TASK INSTRUCTIONS:
Transcribe the listing in full, excluding any pictures.
----- STORED ROWS
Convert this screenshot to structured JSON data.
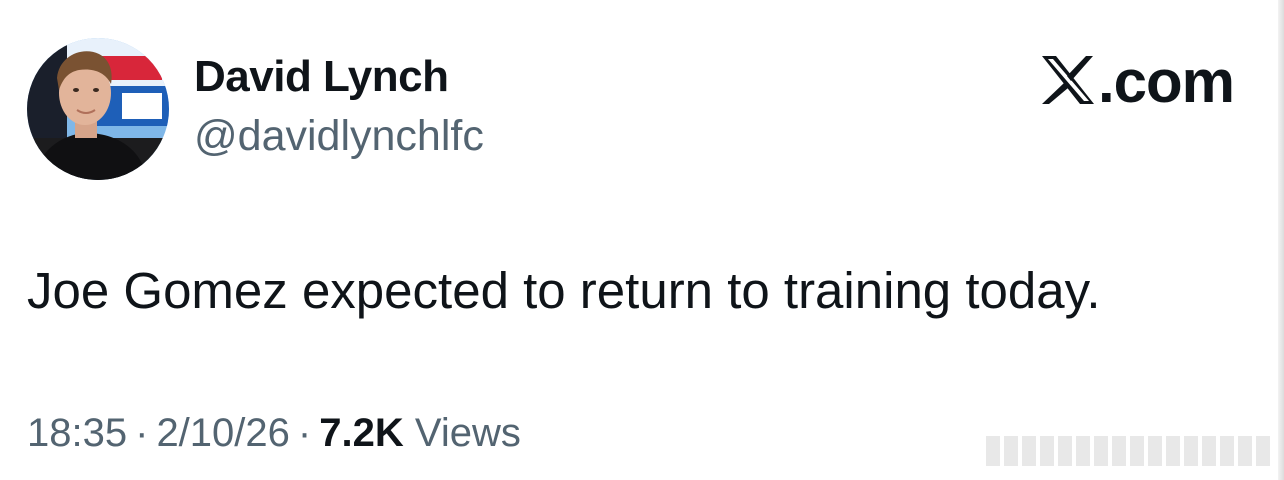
{
  "author": {
    "display_name": "David Lynch",
    "handle": "@davidlynchlfc",
    "avatar_icon": "avatar-photo"
  },
  "brand": {
    "logo_icon": "x-logo-icon",
    "text": ".com"
  },
  "tweet": {
    "text": "Joe Gomez expected to return to training today."
  },
  "meta": {
    "time": "18:35",
    "separator": "·",
    "date": "2/10/26",
    "views_count": "7.2K",
    "views_label": "Views"
  },
  "colors": {
    "primary_text": "#0f1419",
    "secondary_text": "#536471",
    "background": "#ffffff"
  }
}
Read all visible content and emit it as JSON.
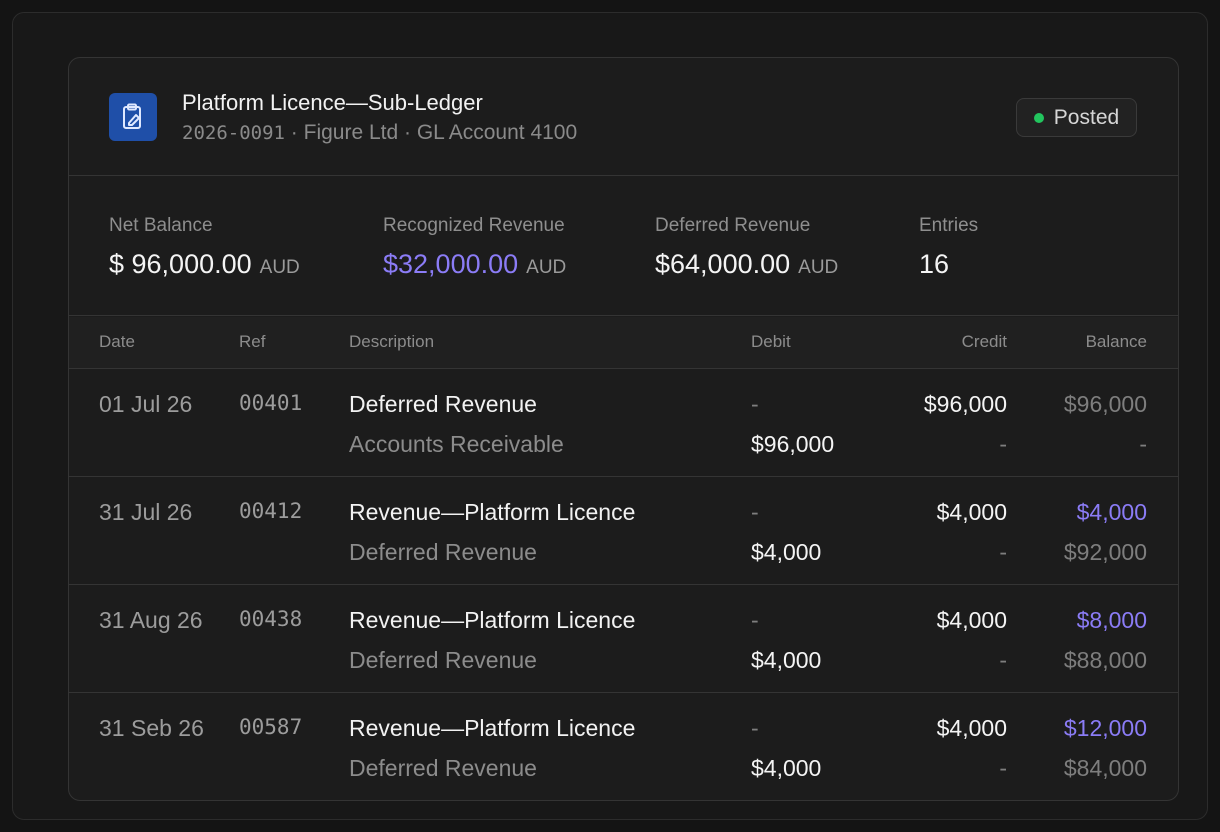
----------
SOLUTION FOR THIS TASK:
Convert this screenshot to structured JSON data.
{
  "author": {
    "display_name": "David Lynch",
    "handle": "@davidlynchlfc",
    "avatar_icon": "avatar-photo"
  },
  "brand": {
    "logo_icon": "x-logo-icon",
    "text": ".com"
  },
  "tweet": {
    "text": "Joe Gomez expected to return to training today."
  },
  "meta": {
    "time": "18:35",
    "separator": "·",
    "date": "2/10/26",
    "views_count": "7.2K",
    "views_label": "Views"
  },
  "colors": {
    "primary_text": "#0f1419",
    "secondary_text": "#536471",
    "background": "#ffffff"
  }
}
Read all visible content and emit it as JSON.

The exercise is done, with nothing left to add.